Records for this exercise:
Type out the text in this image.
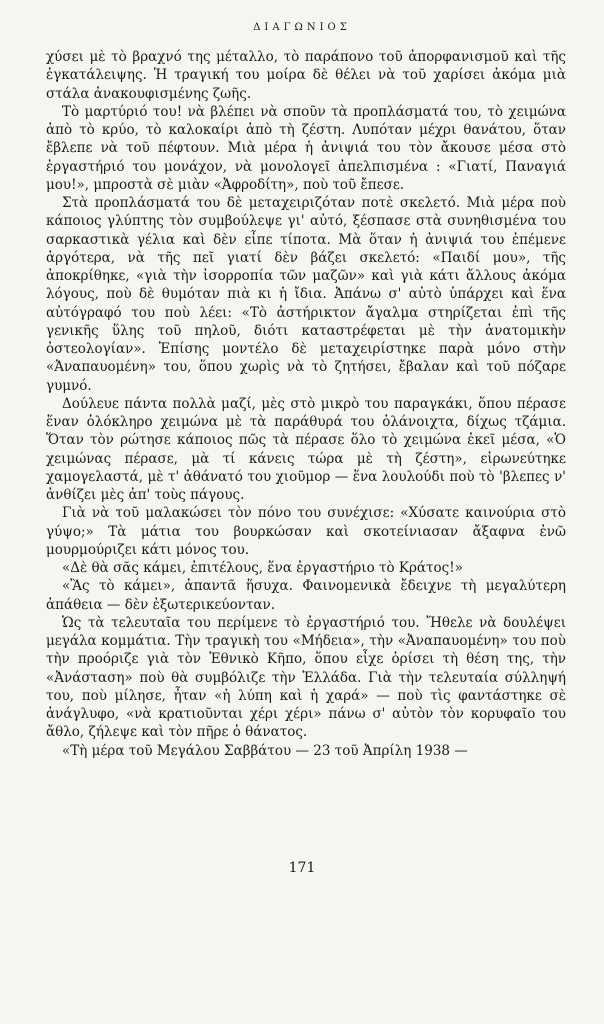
ΔΙΑΓΩΝΙΟΣ

χύσει μὲ τὸ βραχνό της μέταλλο, τὸ παράπονο τοῦ ἀπορφανισμοῦ καὶ τῆς ἐγκατάλειψης. Ἡ τραγική του μοίρα δὲ θέλει νὰ τοῦ χαρίσει ἀκόμα μιὰ στάλα ἀνακουφισμένης ζωῆς.

Τὸ μαρτύριό του! νὰ βλέπει νὰ σποῦν τὰ προπλάσματά του, τὸ χειμώνα ἀπὸ τὸ κρύο, τὸ καλοκαίρι ἀπὸ τὴ ζέστη. Λυπόταν μέχρι θανάτου, ὅταν ἔβλεπε νὰ τοῦ πέφτουν. Μιὰ μέρα ἡ ἀνιψιά του τὸν ἄκουσε μέσα στὸ ἐργαστήριό του μονάχον, νὰ μονολογεῖ ἀπελπισμένα : «Γιατί, Παναγιά μου!», μπροστὰ σὲ μιὰν «Ἀφροδίτη», ποὺ τοῦ ἔπεσε.

Στὰ προπλάσματά του δὲ μεταχειριζόταν ποτὲ σκελετό. Μιὰ μέρα ποὺ κάποιος γλύπτης τὸν συμβούλεψε γι' αὐτό, ξέσπασε στὰ συνηθισμένα του σαρκαστικὰ γέλια καὶ δὲν εἶπε τίποτα. Μὰ ὅταν ἡ ἀνιψιά του ἐπέμενε ἀργότερα, νὰ τῆς πεῖ γιατί δὲν βάζει σκελετό: «Παιδί μου», τῆς ἀποκρίθηκε, «γιὰ τὴν ἰσορροπία τῶν μαζῶν» καὶ γιὰ κάτι ἄλλους ἀκόμα λόγους, ποὺ δὲ θυμόταν πιὰ κι ἡ ἴδια. Ἀπάνω σ' αὐτὸ ὑπάρχει καὶ ἕνα αὐτόγραφό του ποὺ λέει: «Τὸ ἀστήρικτον ἄγαλμα στηρίζεται ἐπὶ τῆς γενικῆς ὕλης τοῦ πηλοῦ, διότι καταστρέφεται μὲ τὴν ἀνατομικὴν ὀστεολογίαν». Ἐπίσης μοντέλο δὲ μεταχειρίστηκε παρὰ μόνο στὴν «Ἀναπαυομένη» του, ὅπου χωρὶς νὰ τὸ ζητήσει, ἔβαλαν καὶ τοῦ πόζαρε γυμνό.

Δούλευε πάντα πολλὰ μαζί, μὲς στὸ μικρὸ του παραγκάκι, ὅπου πέρασε ἕναν ὁλόκληρο χειμώνα μὲ τὰ παράθυρά του ὁλάνοιχτα, δίχως τζάμια. Ὅταν τὸν ρώτησε κάποιος πῶς τὰ πέρασε ὅλο τὸ χειμώνα ἐκεῖ μέσα, «Ὁ χειμώνας πέρασε, μὰ τί κάνεις τώρα μὲ τὴ ζέστη», εἰρωνεύτηκε χαμογελαστά, μὲ τ' ἀθάνατό του χιοῦμορ — ἕνα λουλούδι ποὺ τὸ 'βλεπες ν' ἀνθίζει μὲς ἀπ' τοὺς πάγους.

Γιὰ νὰ τοῦ μαλακώσει τὸν πόνο του συνέχισε: «Χύσατε καινούρια στὸ γύψο;» Τὰ μάτια του βουρκώσαν καὶ σκοτείνιασαν ἄξαφνα ἐνῶ μουρμούριζει κάτι μόνος του.

«Δὲ θὰ σᾶς κάμει, ἐπιτέλους, ἕνα ἐργαστήριο τὸ Κράτος!»

«Ἂς τὸ κάμει», ἀπαντᾶ ἥσυχα. Φαινομενικὰ ἔδειχνε τὴ μεγαλύτερη ἀπάθεια — δὲν ἐξωτερικεύονταν.

Ὡς τὰ τελευταῖα του περίμενε τὸ ἐργαστήριό του. Ἤθελε νὰ δουλέψει μεγάλα κομμάτια. Τὴν τραγικὴ του «Μήδεια», τὴν «Ἀναπαυομένη» του ποὺ τὴν προόριζε γιὰ τὸν Ἐθνικὸ Κῆπο, ὅπου εἶχε ὁρίσει τὴ θέση της, τὴν «Ἀνάσταση» ποὺ θὰ συμβόλιζε τὴν Ἑλλάδα. Γιὰ τὴν τελευταία σύλληψή του, ποὺ μίλησε, ἦταν «ἡ λύπη καὶ ἡ χαρά» — ποὺ τὶς φαντάστηκε σὲ ἀνάγλυφο, «νὰ κρατιοῦνται χέρι χέρι» πάνω σ' αὐτὸν τὸν κορυφαῖο του ἄθλο, ζήλεψε καὶ τὸν πῆρε ὁ θάνατος.

«Τὴ μέρα τοῦ Μεγάλου Σαββάτου — 23 τοῦ Ἀπρίλη 1938 —

171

Work to complete: Copy out every line from the data above that has "κάποιος" in it.

Exercise solution:
Στὰ προπλάσματά του δὲ μεταχειριζόταν ποτὲ σκελετό. Μιὰ μέρα ποὺ κάποιος γλύπτης τὸν συμβούλεψε γι' αὐτό, ξέσπασε στὰ συνηθισμένα του σαρκαστικὰ γέλια καὶ δὲν εἶπε τίποτα. Μὰ ὅταν ἡ ἀνιψιά του ἐπέμενε ἀργότερα, νὰ τῆς πεῖ γιατί δὲν βάζει σκελετό: «Παιδί μου», τῆς ἀποκρίθηκε, «γιὰ τὴν ἰσορροπία τῶν μαζῶν» καὶ γιὰ κάτι ἄλλους ἀκόμα λόγους, ποὺ δὲ θυμόταν πιὰ κι ἡ ἴδια. Ἀπάνω σ' αὐτὸ ὑπάρχει καὶ ἕνα αὐτόγραφό του ποὺ λέει: «Τὸ ἀστήρικτον ἄγαλμα στηρίζεται ἐπὶ τῆς γενικῆς ὕλης τοῦ πηλοῦ, διότι καταστρέφεται μὲ τὴν ἀνατομικὴν ὀστεολογίαν». Ἐπίσης μοντέλο δὲ μεταχειρίστηκε παρὰ μόνο στὴν «Ἀναπαυομένη» του, ὅπου χωρὶς νὰ τὸ ζητήσει, ἔβαλαν καὶ τοῦ πόζαρε γυμνό.
Δούλευε πάντα πολλὰ μαζί, μὲς στὸ μικρὸ του παραγκάκι, ὅπου πέρασε ἕναν ὁλόκληρο χειμώνα μὲ τὰ παράθυρά του ὁλάνοιχτα, δίχως τζάμια. Ὅταν τὸν ρώτησε κάποιος πῶς τὰ πέρασε ὅλο τὸ χειμώνα ἐκεῖ μέσα, «Ὁ χειμώνας πέρασε, μὰ τί κάνεις τώρα μὲ τὴ ζέστη», εἰρωνεύτηκε χαμογελαστά, μὲ τ' ἀθάνατό του χιοῦμορ — ἕνα λουλούδι ποὺ τὸ 'βλεπες ν' ἀνθίζει μὲς ἀπ' τοὺς πάγους.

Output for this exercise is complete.